━━━━━ Input material
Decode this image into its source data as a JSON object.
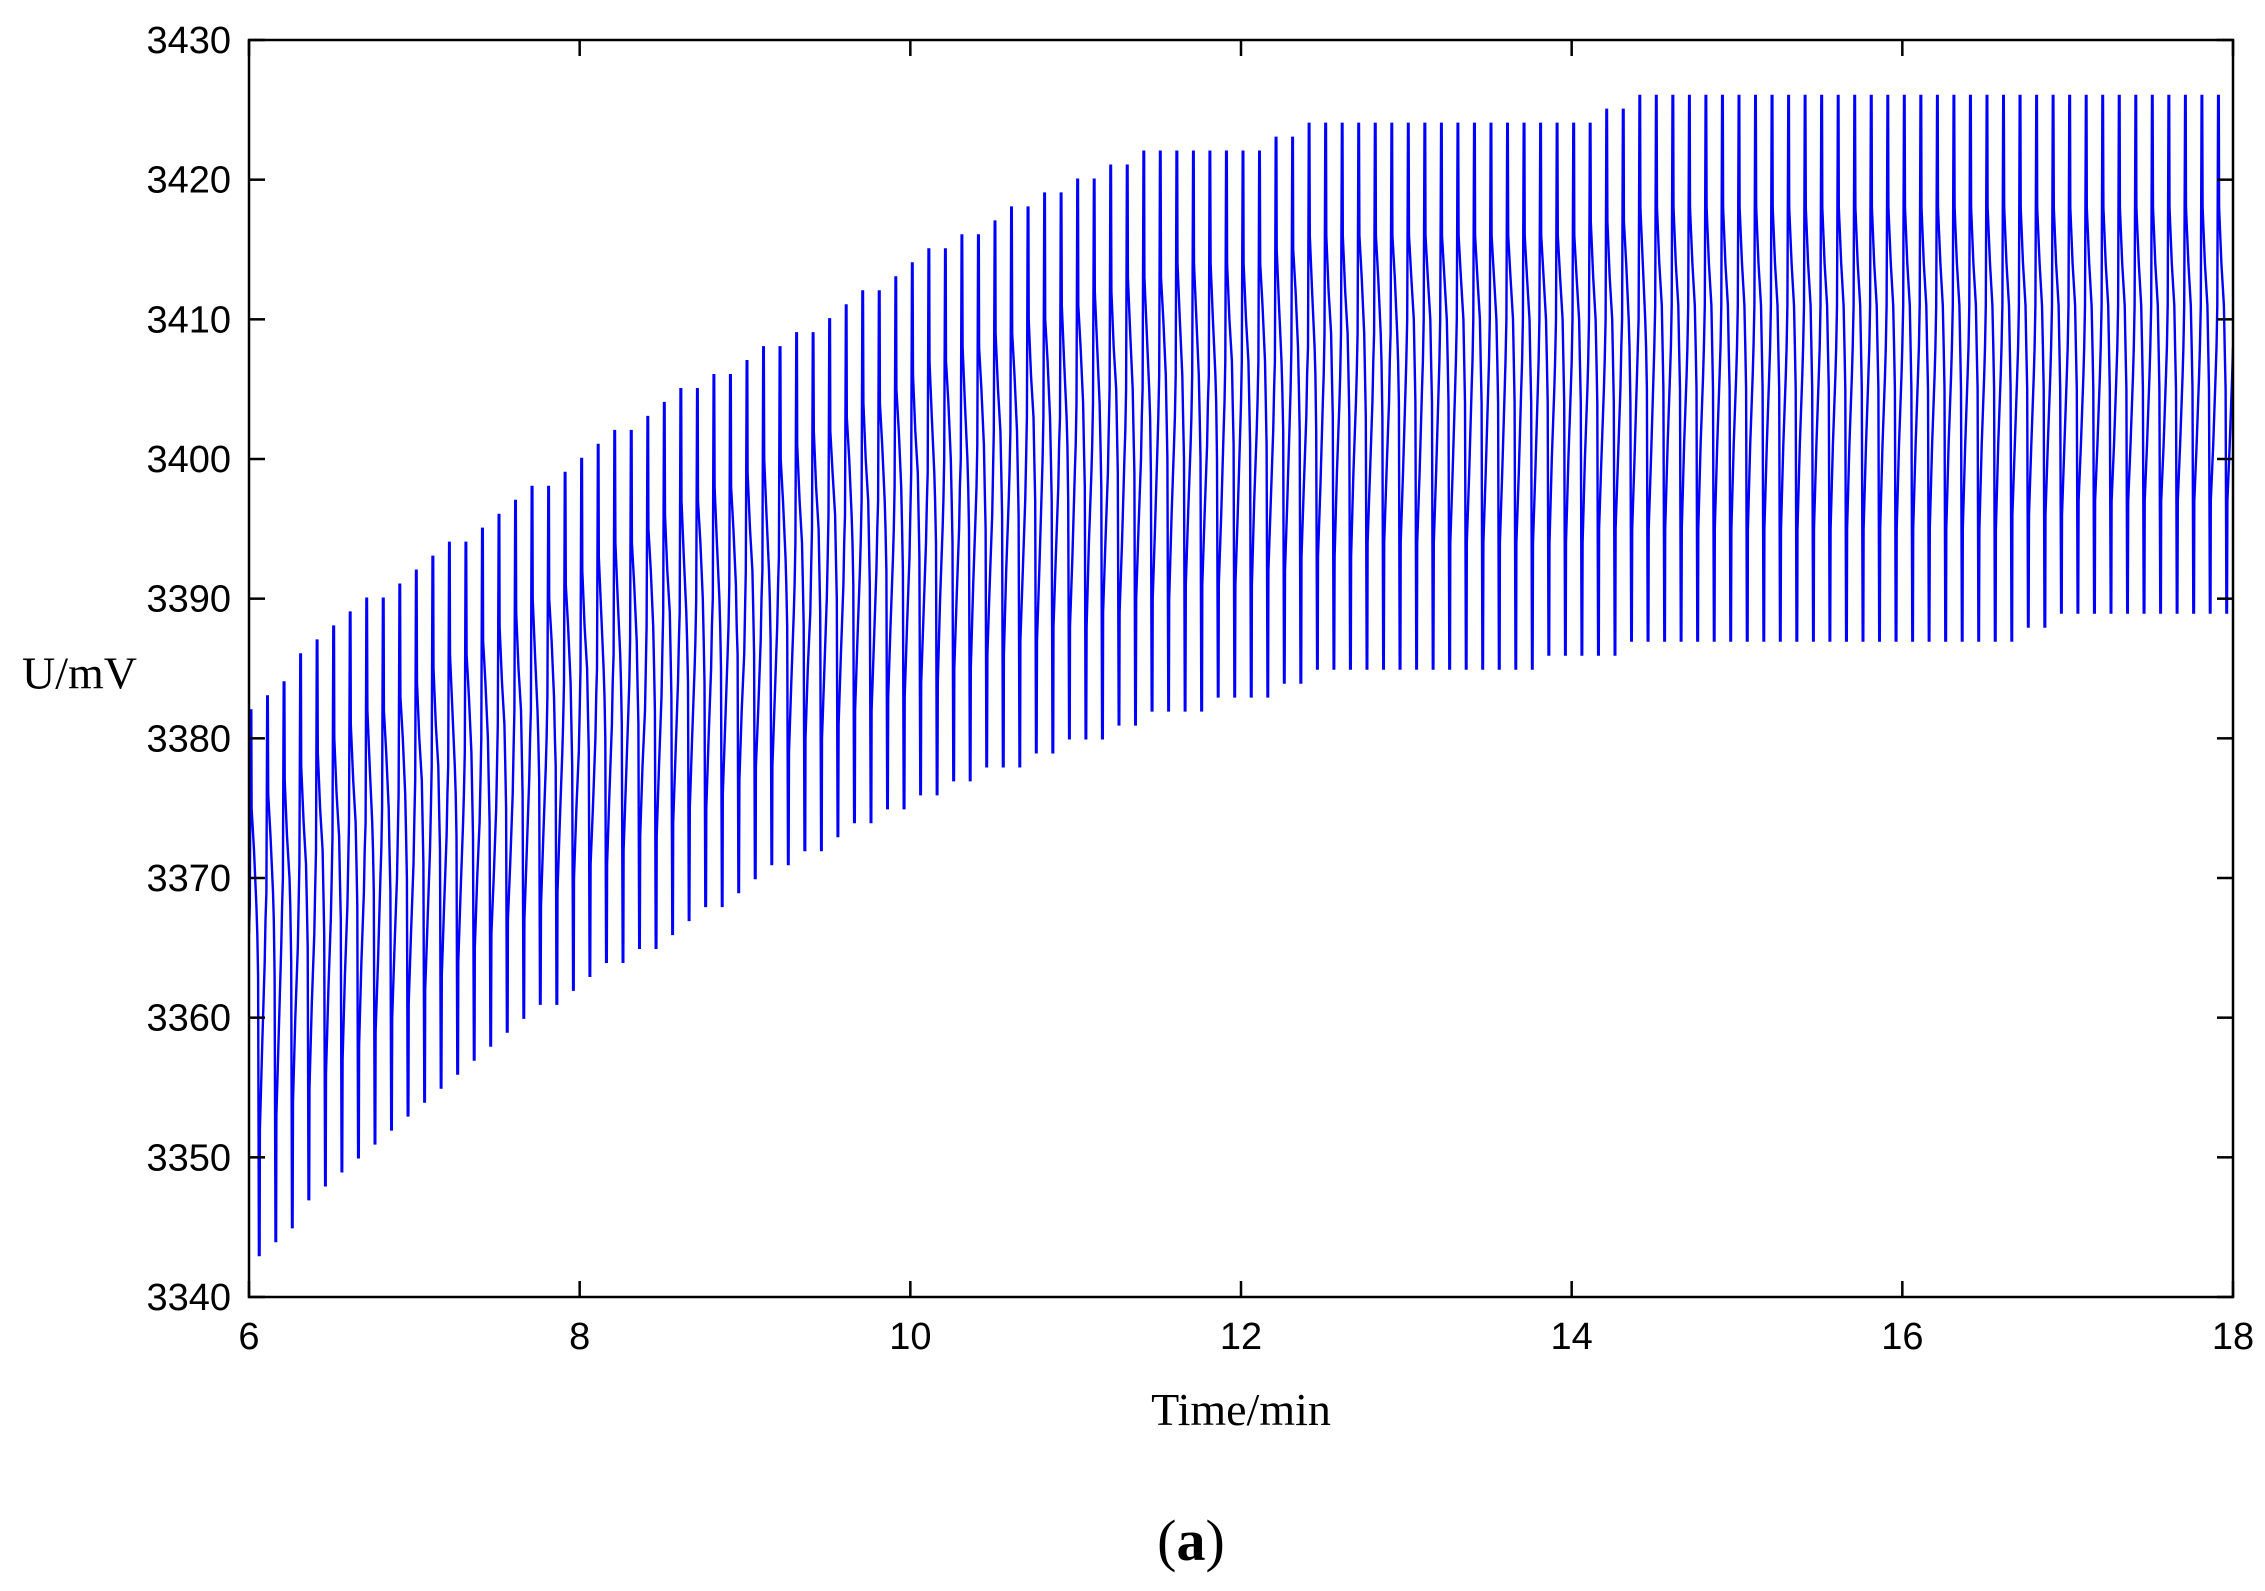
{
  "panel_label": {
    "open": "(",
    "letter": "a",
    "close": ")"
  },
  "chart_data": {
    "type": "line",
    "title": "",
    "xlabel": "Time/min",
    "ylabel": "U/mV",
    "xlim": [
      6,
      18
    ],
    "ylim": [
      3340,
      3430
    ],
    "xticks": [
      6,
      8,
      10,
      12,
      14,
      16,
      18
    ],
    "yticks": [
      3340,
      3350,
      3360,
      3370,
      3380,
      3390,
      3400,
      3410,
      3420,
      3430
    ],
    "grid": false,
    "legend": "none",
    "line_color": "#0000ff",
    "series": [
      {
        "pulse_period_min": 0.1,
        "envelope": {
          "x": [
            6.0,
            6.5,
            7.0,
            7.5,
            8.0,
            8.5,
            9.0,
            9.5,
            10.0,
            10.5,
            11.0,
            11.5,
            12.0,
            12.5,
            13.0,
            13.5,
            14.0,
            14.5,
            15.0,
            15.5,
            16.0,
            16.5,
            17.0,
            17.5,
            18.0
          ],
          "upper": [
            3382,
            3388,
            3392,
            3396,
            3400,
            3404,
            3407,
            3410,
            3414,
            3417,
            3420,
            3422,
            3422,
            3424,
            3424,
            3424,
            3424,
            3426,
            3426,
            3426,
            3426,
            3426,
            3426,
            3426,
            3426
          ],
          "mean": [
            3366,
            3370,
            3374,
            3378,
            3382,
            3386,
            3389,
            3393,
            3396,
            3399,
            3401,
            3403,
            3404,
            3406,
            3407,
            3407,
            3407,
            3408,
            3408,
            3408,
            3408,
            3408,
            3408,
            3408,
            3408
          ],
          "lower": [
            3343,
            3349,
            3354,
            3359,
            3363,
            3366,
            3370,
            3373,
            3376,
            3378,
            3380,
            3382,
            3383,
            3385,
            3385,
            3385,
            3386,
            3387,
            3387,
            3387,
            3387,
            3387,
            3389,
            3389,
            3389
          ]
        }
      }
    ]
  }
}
━━━━━━━━━━
Problem
Repeat the records above verbatim, with no pictures in the result.

Problem solution
Decode this image into its source data as a JSON object.
{
  "panel_label": {
    "open": "(",
    "letter": "a",
    "close": ")"
  },
  "chart_data": {
    "type": "line",
    "title": "",
    "xlabel": "Time/min",
    "ylabel": "U/mV",
    "xlim": [
      6,
      18
    ],
    "ylim": [
      3340,
      3430
    ],
    "xticks": [
      6,
      8,
      10,
      12,
      14,
      16,
      18
    ],
    "yticks": [
      3340,
      3350,
      3360,
      3370,
      3380,
      3390,
      3400,
      3410,
      3420,
      3430
    ],
    "grid": false,
    "legend": "none",
    "line_color": "#0000ff",
    "series": [
      {
        "pulse_period_min": 0.1,
        "envelope": {
          "x": [
            6.0,
            6.5,
            7.0,
            7.5,
            8.0,
            8.5,
            9.0,
            9.5,
            10.0,
            10.5,
            11.0,
            11.5,
            12.0,
            12.5,
            13.0,
            13.5,
            14.0,
            14.5,
            15.0,
            15.5,
            16.0,
            16.5,
            17.0,
            17.5,
            18.0
          ],
          "upper": [
            3382,
            3388,
            3392,
            3396,
            3400,
            3404,
            3407,
            3410,
            3414,
            3417,
            3420,
            3422,
            3422,
            3424,
            3424,
            3424,
            3424,
            3426,
            3426,
            3426,
            3426,
            3426,
            3426,
            3426,
            3426
          ],
          "mean": [
            3366,
            3370,
            3374,
            3378,
            3382,
            3386,
            3389,
            3393,
            3396,
            3399,
            3401,
            3403,
            3404,
            3406,
            3407,
            3407,
            3407,
            3408,
            3408,
            3408,
            3408,
            3408,
            3408,
            3408,
            3408
          ],
          "lower": [
            3343,
            3349,
            3354,
            3359,
            3363,
            3366,
            3370,
            3373,
            3376,
            3378,
            3380,
            3382,
            3383,
            3385,
            3385,
            3385,
            3386,
            3387,
            3387,
            3387,
            3387,
            3387,
            3389,
            3389,
            3389
          ]
        }
      }
    ]
  }
}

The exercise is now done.